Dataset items
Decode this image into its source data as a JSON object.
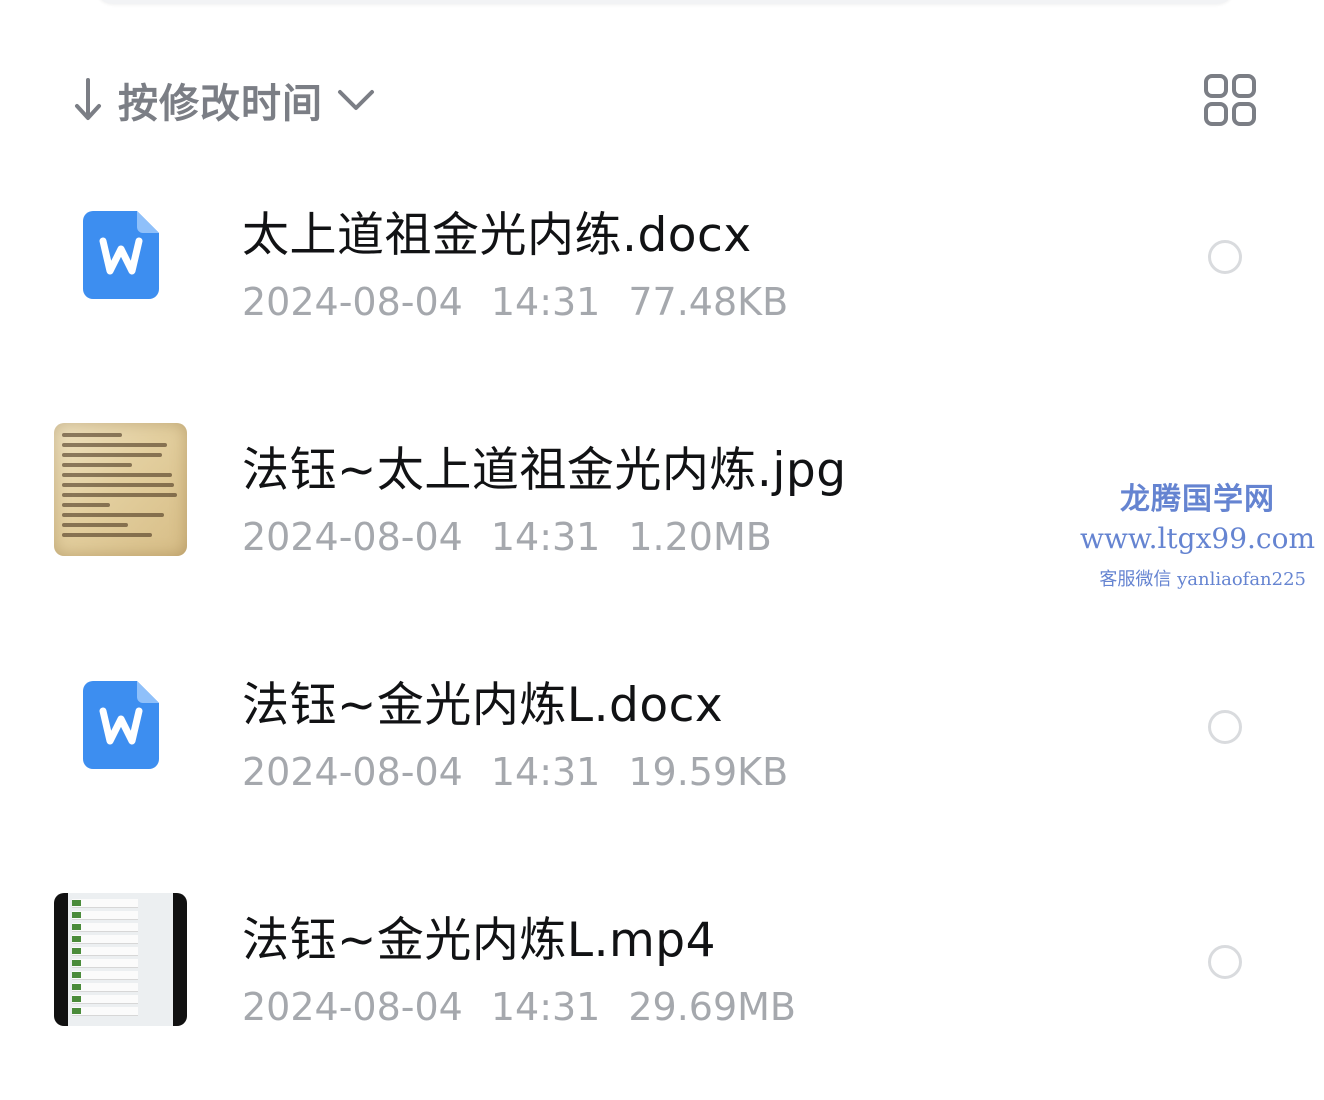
{
  "sort": {
    "label": "按修改时间",
    "direction_icon": "arrow-down-icon",
    "dropdown_icon": "chevron-down-icon"
  },
  "view_toggle_icon": "grid-view-icon",
  "files": [
    {
      "name": "太上道祖金光内练.docx",
      "date": "2024-08-04",
      "time": "14:31",
      "size": "77.48KB",
      "icon": "word-document-icon"
    },
    {
      "name": "法钰~太上道祖金光内炼.jpg",
      "date": "2024-08-04",
      "time": "14:31",
      "size": "1.20MB",
      "icon": "image-thumbnail"
    },
    {
      "name": "法钰~金光内炼L.docx",
      "date": "2024-08-04",
      "time": "14:31",
      "size": "19.59KB",
      "icon": "word-document-icon"
    },
    {
      "name": "法钰~金光内炼L.mp4",
      "date": "2024-08-04",
      "time": "14:31",
      "size": "29.69MB",
      "icon": "video-thumbnail"
    }
  ],
  "watermark": {
    "title": "龙腾国学网",
    "url": "www.ltgx99.com",
    "contact": "客服微信 yanliaofan225"
  },
  "colors": {
    "accent_blue": "#3d8ef0",
    "sort_text": "#7b7e85",
    "meta_text": "#a5a8ad",
    "watermark": "#4b6fc9"
  }
}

EXERCISE DETAILS:
Transcribe every entry word for word, but omit the pictures.

WORKED SOLUTION:
Decode this image into its source data as a JSON object.
{
  "sort": {
    "label": "按修改时间",
    "direction_icon": "arrow-down-icon",
    "dropdown_icon": "chevron-down-icon"
  },
  "view_toggle_icon": "grid-view-icon",
  "files": [
    {
      "name": "太上道祖金光内练.docx",
      "date": "2024-08-04",
      "time": "14:31",
      "size": "77.48KB",
      "icon": "word-document-icon"
    },
    {
      "name": "法钰~太上道祖金光内炼.jpg",
      "date": "2024-08-04",
      "time": "14:31",
      "size": "1.20MB",
      "icon": "image-thumbnail"
    },
    {
      "name": "法钰~金光内炼L.docx",
      "date": "2024-08-04",
      "time": "14:31",
      "size": "19.59KB",
      "icon": "word-document-icon"
    },
    {
      "name": "法钰~金光内炼L.mp4",
      "date": "2024-08-04",
      "time": "14:31",
      "size": "29.69MB",
      "icon": "video-thumbnail"
    }
  ],
  "watermark": {
    "title": "龙腾国学网",
    "url": "www.ltgx99.com",
    "contact": "客服微信 yanliaofan225"
  },
  "colors": {
    "accent_blue": "#3d8ef0",
    "sort_text": "#7b7e85",
    "meta_text": "#a5a8ad",
    "watermark": "#4b6fc9"
  }
}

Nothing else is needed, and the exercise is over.